Exercise objective:
Reproduce the data exactly and drop any pictures it holds.

Entries supplied:
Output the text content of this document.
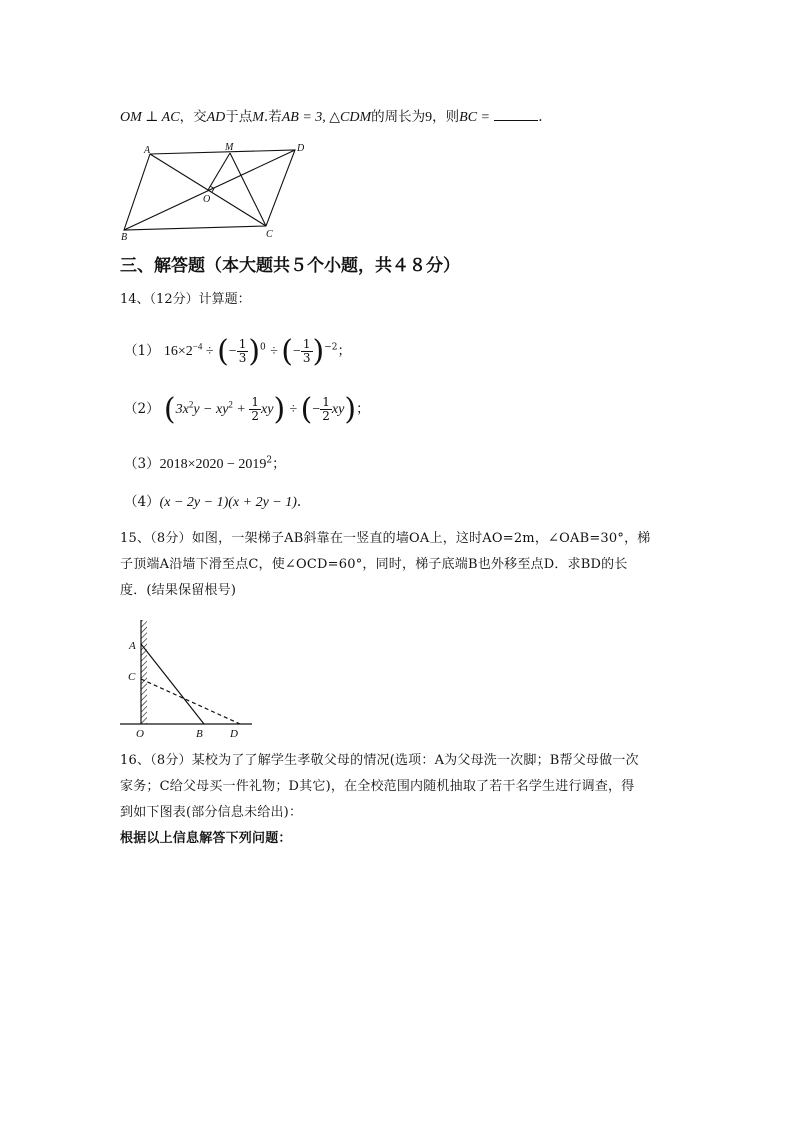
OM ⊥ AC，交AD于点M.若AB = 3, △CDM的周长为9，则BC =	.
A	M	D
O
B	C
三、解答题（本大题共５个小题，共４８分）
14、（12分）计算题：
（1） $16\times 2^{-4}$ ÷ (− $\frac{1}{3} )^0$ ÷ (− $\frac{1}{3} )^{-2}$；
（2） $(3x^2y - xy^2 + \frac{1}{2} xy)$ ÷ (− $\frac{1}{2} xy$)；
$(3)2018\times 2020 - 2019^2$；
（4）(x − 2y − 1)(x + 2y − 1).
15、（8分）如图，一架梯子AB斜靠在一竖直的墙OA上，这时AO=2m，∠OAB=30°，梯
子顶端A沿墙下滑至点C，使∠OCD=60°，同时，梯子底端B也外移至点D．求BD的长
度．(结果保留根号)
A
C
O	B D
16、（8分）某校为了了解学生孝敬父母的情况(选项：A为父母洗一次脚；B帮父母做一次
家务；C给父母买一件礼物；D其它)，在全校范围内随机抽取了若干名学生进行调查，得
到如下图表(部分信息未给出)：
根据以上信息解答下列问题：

Written answer:
Output the text content of this document.
OM ⊥ AC，交AD于点M.若AB = 3, △CDM的周长为9，则BC =	.
A	M	D
O
B	C
三、解答题（本大题共５个小题，共４８分）
14、（12分）计算题：
（1） $16\times 2^{-4}$ ÷ (− $\frac{1}{3} )^0$ ÷ (− $\frac{1}{3} )^{-2}$；
（2） $(3x^2y - xy^2 + \frac{1}{2} xy)$ ÷ (− $\frac{1}{2} xy$)；
$(3)2018\times 2020 - 2019^2$；
（4）(x − 2y − 1)(x + 2y − 1).
15、（8分）如图，一架梯子AB斜靠在一竖直的墙OA上，这时AO=2m，∠OAB=30°，梯
子顶端A沿墙下滑至点C，使∠OCD=60°，同时，梯子底端B也外移至点D．求BD的长
度．(结果保留根号)
A
C
O	B D
16、（8分）某校为了了解学生孝敬父母的情况(选项：A为父母洗一次脚；B帮父母做一次
家务；C给父母买一件礼物；D其它)，在全校范围内随机抽取了若干名学生进行调查，得
到如下图表(部分信息未给出)：
根据以上信息解答下列问题：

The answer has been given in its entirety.